** Begin Items **

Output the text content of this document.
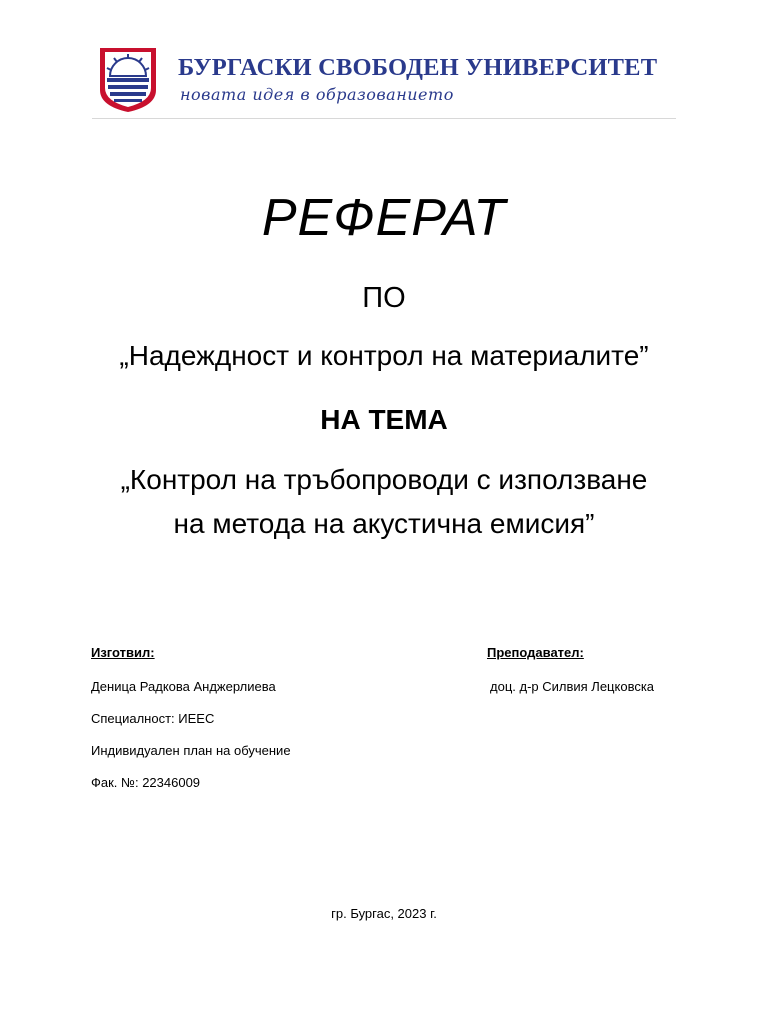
БУРГАСКИ СВОБОДЕН УНИВЕРСИТЕТ
новата идея в образованието
РЕФЕРАТ
ПО
„Надеждност и контрол на материалите”
НА ТЕМА
„Контрол на тръбопроводи с използване
на метода на акустична емисия”
Изготвил:
Деница Радкова Анджерлиева
Специалност: ИЕЕС
Индивидуален план на обучение
Фак. №: 22346009
Преподавател:
доц. д-р Силвия Лецковска
гр. Бургас, 2023 г.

** End Items **

Instructions for the task → Leave the pictures out, and transcribe each of the records exactly.

Exercise answer →
Output the text content of this document.
БУРГАСКИ СВОБОДЕН УНИВЕРСИТЕТ
новата идея в образованието
РЕФЕРАТ
ПО
„Надеждност и контрол на материалите”
НА ТЕМА
„Контрол на тръбопроводи с използване
на метода на акустична емисия”
Изготвил:
Деница Радкова Анджерлиева
Специалност: ИЕЕС
Индивидуален план на обучение
Фак. №: 22346009
Преподавател:
доц. д-р Силвия Лецковска
гр. Бургас, 2023 г.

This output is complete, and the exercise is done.